Dans le cadre des Mille Films de la Vie , je vous propose le film Une Journée Particulière de Ettore Scola (1977) avec Marcello Mastroianni Sophia Loren Françoise Berd John Vernon Alessandra Mussolini Patrizia Basso Tiziano de Persio Antonio Garibaldi Nicole Magny
En pleine période fasciste italienne,
on assiste à la rencontre de deux êtres que tout semble séparer. Le pays en est
à sa 16e année de fascisme et
vit un tournant avec une fuite en avant : alliance allemande, lois raciales,
déclaration de guerre (référence historique au 16 mai 1938).
À Rome, le 6 mai
1938, Hitler rencontre Mussolini.
Tous les Romains ont déserté leurs habitations pour aller assister à la
cérémonie. Dans un grand immeuble, Antonietta, en bonne mère de famille
nombreuse (conformément à l’endoctrinement mussolinien :
un mari tout ce qu’il y a de plus machiste et
six enfants), est contrainte de rester à la maison pour s’occuper des tâches
ménagères alors qu’elle serait bien allée voir le Duce comme
tout le monde. Le hasard va la mettre en contact avec un homme esseulé qu'elle
a aperçu dans un appartement de l’autre côté de la cour. Il s’agit de Gabriele,
un intellectuel homosexuel qui, pour cette raison, a été exclu de la radio
nationale où il était présentateur et est menacé de déportation.
Une Journée Particulière
d'Ettore Scola, sorti en 1977, est une œuvre magistrale qui s’impose non
seulement comme un drame personnel bouleversant, mais aussi comme une critique
subtile du fascisme. Le film se déroule dans l'Italie de 1938, en pleine montée
du fascisme, le jour où Mussolini accueille Adolf Hitler lors d'une visite
officielle à Rome. Pendant que la ville entière se concentre sur cet événement
historique, deux personnages que tout oppose se rencontrent dans l'intimité
d’un immeuble déserté.

* * * * *

Poursuivez la présentation du film Une Journée Particulière à la suite de sa dernière phrase.

Entrées d'annotation spatiale:

* * * * *

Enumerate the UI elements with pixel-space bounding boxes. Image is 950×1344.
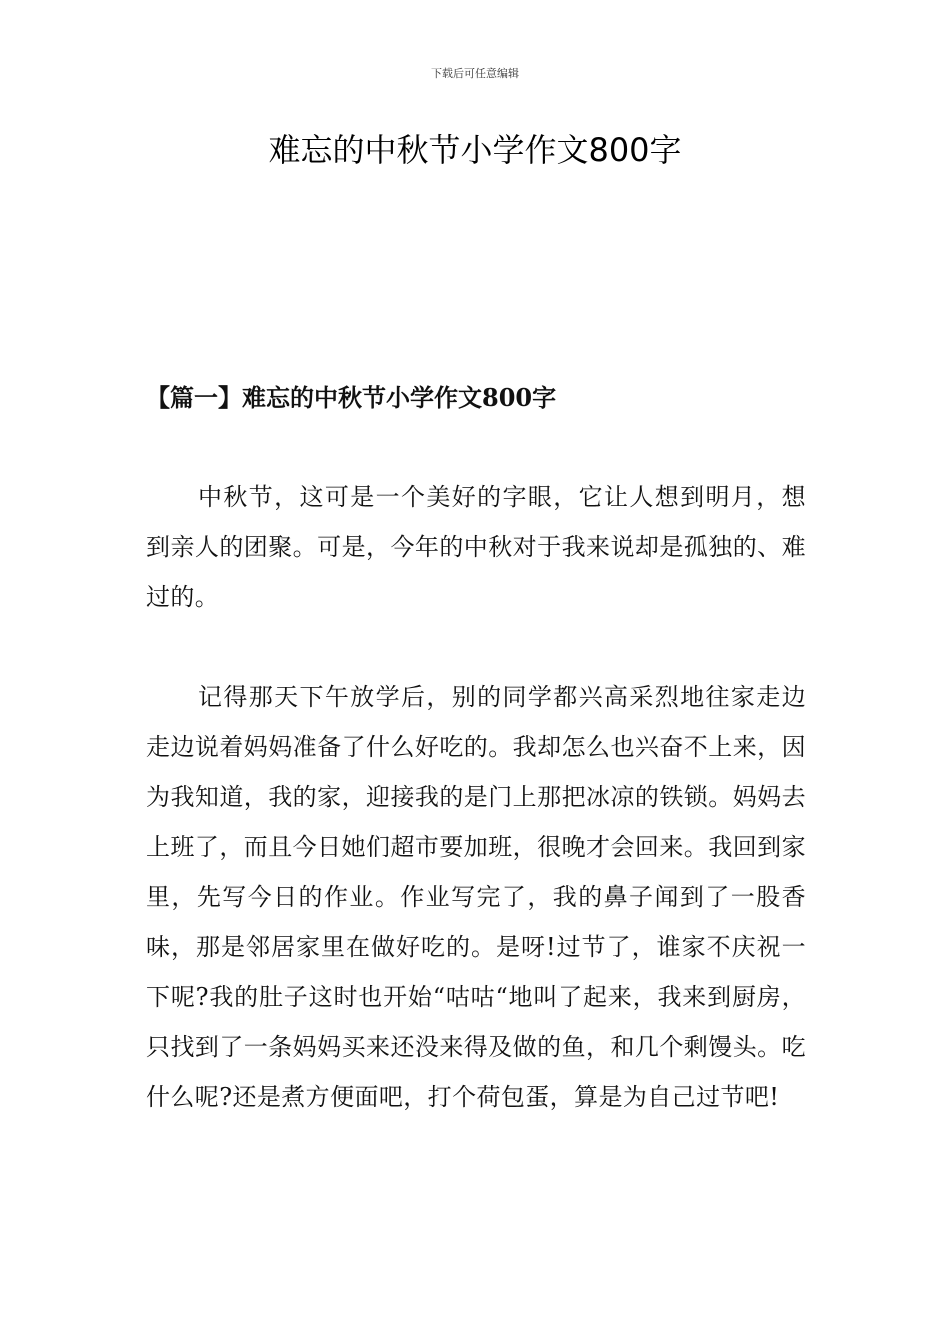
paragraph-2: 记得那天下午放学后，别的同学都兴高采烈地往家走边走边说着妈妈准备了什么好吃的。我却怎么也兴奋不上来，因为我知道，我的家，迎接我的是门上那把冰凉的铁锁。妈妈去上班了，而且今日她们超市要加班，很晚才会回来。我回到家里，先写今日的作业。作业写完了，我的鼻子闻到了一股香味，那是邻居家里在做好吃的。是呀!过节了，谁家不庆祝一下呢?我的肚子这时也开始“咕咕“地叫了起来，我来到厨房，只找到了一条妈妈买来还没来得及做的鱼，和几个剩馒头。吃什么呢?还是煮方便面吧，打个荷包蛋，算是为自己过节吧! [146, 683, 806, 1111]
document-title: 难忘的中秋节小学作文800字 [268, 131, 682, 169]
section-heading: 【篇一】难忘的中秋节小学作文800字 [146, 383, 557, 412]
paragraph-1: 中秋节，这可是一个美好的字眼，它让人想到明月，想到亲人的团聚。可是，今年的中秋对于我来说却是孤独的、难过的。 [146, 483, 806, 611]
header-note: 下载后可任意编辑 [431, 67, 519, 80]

* * * * *

■ Le résultat
Sophia Loren incarne Antonietta, une
femme au foyer dévouée, mère de six enfants, mariée à un homme fervent partisan
du régime fasciste. Antonietta est une femme emprisonnée dans une existence
terne, vidée de toute passion et d'attention, oppressée par les attentes
sociales et familiales de l'époque. Sa vie semble sans relief, dictée par des
obligations domestiques, sans espace pour ses propres désirs ou émotions. Elle
est un symbole des femmes oubliées, réduites à l'état de simples servantes dans
la société patriarcale et fasciste.
Marcello Mastroianni, quant à lui,
incarne Gabriele, un ancien animateur de radio homosexuel, persécuté par le
régime en raison de son orientation sexuelle. Mis à l’écart de la société, il
vit dans une solitude forcée, conscient que sa différence le place dans une
position de vulnérabilité extrême sous un régime qui méprise et réprime toute
déviation de la norme fasciste. Son personnage incarne à la fois la
marginalisation sociale et la peur constante d’être surveillé, une peur
omniprésente dans cet immeuble où tout le monde observe et juge les faits et
gestes de chacun.
Le film se concentre sur la rencontre
improbable entre ces deux âmes solitaires. Antonietta, en quête de réconfort et
de reconnaissance, est attirée par Gabriele, voyant en lui une possible
échappatoire à sa condition d'épouse soumise. Elle tente de se rapprocher de
lui, mais Gabriele, conscient de la barrière infranchissable que représente son
homosexualité dans ce contexte politique et social oppressant, ne peut répondre
à ses attentes. Leurs moments de complicité sont teintés d'une mélancolie
poignante, car l'amour qui aurait pu naître est condamné avant même de pouvoir
s’épanouir.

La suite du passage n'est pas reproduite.